● Your task
Your task is to extract every entry that follows word for word while excluding the pictures.

● Exercise data
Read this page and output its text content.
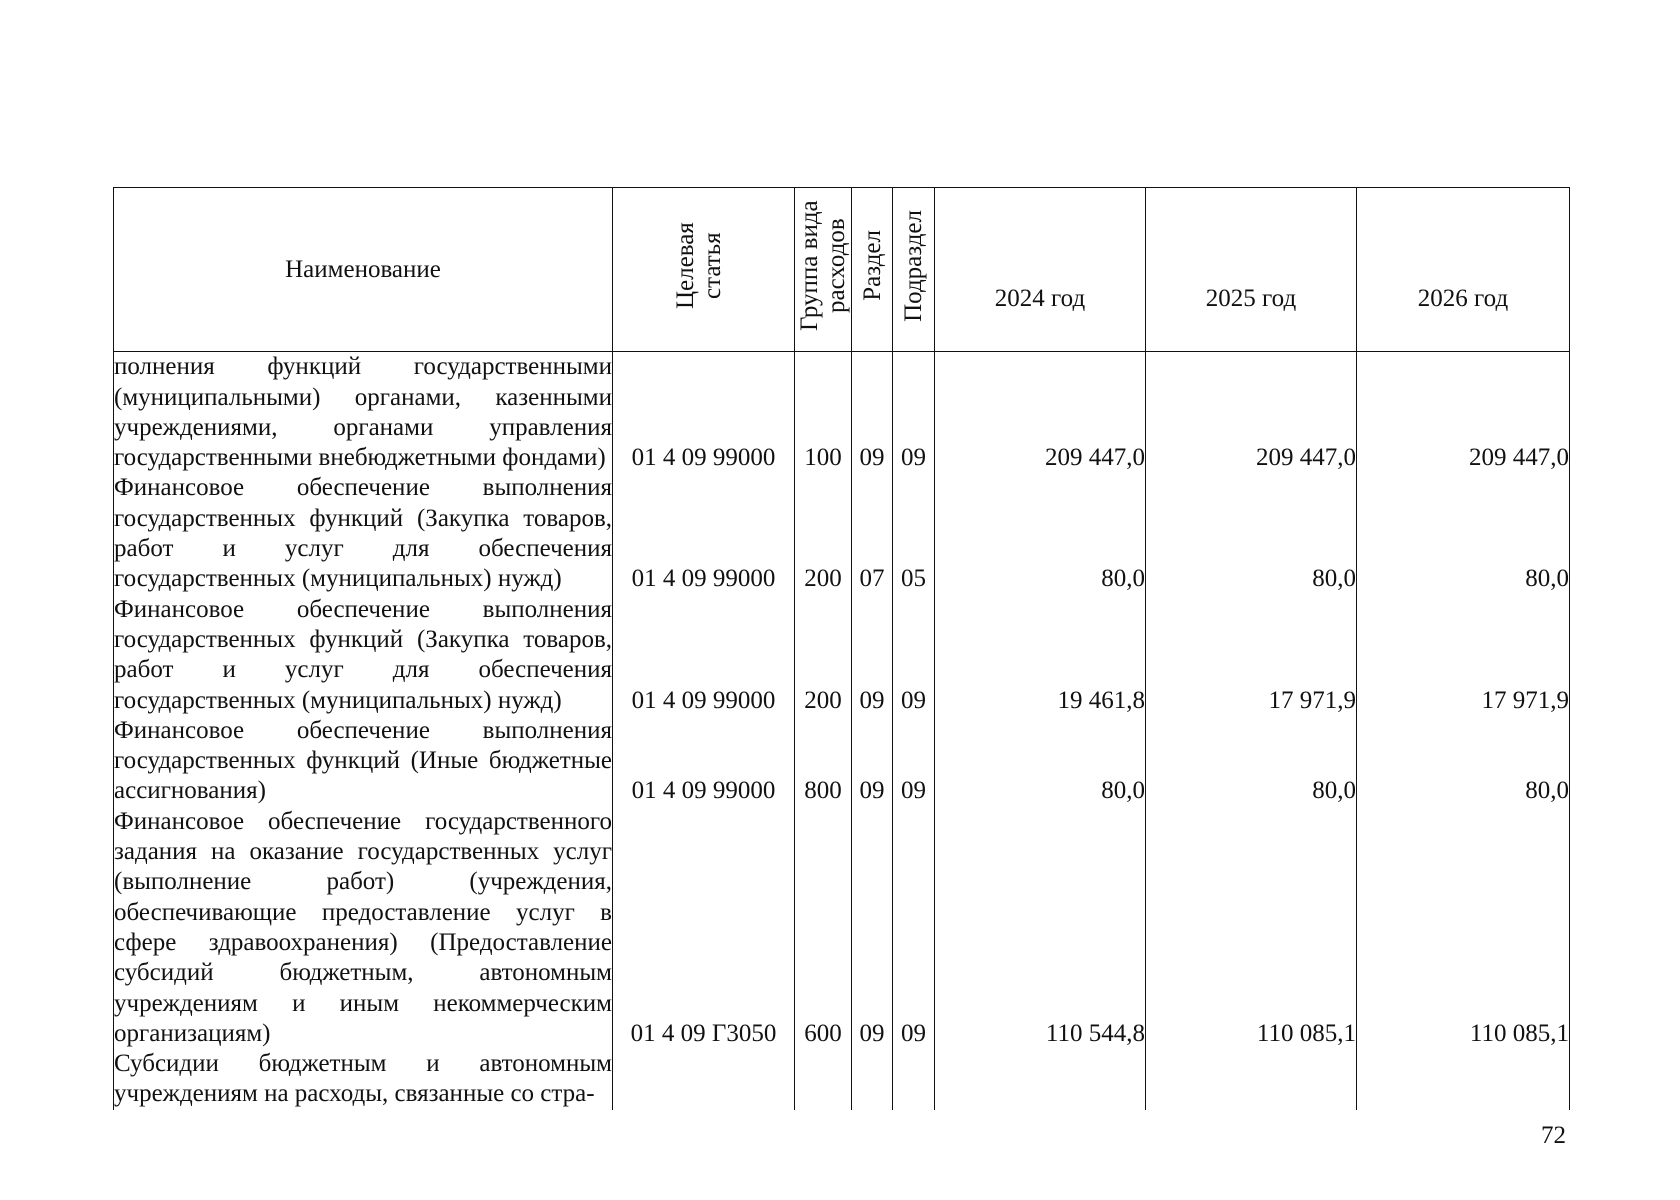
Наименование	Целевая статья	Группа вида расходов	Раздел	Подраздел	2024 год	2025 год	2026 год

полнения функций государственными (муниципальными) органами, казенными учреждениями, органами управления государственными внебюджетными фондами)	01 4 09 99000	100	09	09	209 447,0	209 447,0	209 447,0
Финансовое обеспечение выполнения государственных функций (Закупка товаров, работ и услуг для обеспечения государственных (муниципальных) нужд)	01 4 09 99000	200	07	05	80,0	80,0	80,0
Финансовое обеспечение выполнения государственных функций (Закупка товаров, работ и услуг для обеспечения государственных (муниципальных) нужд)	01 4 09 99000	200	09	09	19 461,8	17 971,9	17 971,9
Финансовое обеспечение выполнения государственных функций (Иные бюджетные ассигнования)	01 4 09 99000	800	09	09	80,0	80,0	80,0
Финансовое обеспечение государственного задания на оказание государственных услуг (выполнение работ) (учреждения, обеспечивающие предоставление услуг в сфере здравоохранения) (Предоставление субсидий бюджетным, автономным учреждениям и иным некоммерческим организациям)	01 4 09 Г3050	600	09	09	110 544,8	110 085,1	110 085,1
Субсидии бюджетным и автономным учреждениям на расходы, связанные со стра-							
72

● Right answer
Read this page and output its text content.
Наименование	Целевая статья	Группа вида расходов	Раздел	Подраздел	2024 год	2025 год	2026 год

полнения функций государственными (муниципальными) органами, казенными учреждениями, органами управления государственными внебюджетными фондами)	01 4 09 99000	100	09	09	209 447,0	209 447,0	209 447,0
Финансовое обеспечение выполнения государственных функций (Закупка товаров, работ и услуг для обеспечения государственных (муниципальных) нужд)	01 4 09 99000	200	07	05	80,0	80,0	80,0
Финансовое обеспечение выполнения государственных функций (Закупка товаров, работ и услуг для обеспечения государственных (муниципальных) нужд)	01 4 09 99000	200	09	09	19 461,8	17 971,9	17 971,9
Финансовое обеспечение выполнения государственных функций (Иные бюджетные ассигнования)	01 4 09 99000	800	09	09	80,0	80,0	80,0
Финансовое обеспечение государственного задания на оказание государственных услуг (выполнение работ) (учреждения, обеспечивающие предоставление услуг в сфере здравоохранения) (Предоставление субсидий бюджетным, автономным учреждениям и иным некоммерческим организациям)	01 4 09 Г3050	600	09	09	110 544,8	110 085,1	110 085,1
Субсидии бюджетным и автономным учреждениям на расходы, связанные со стра-							
72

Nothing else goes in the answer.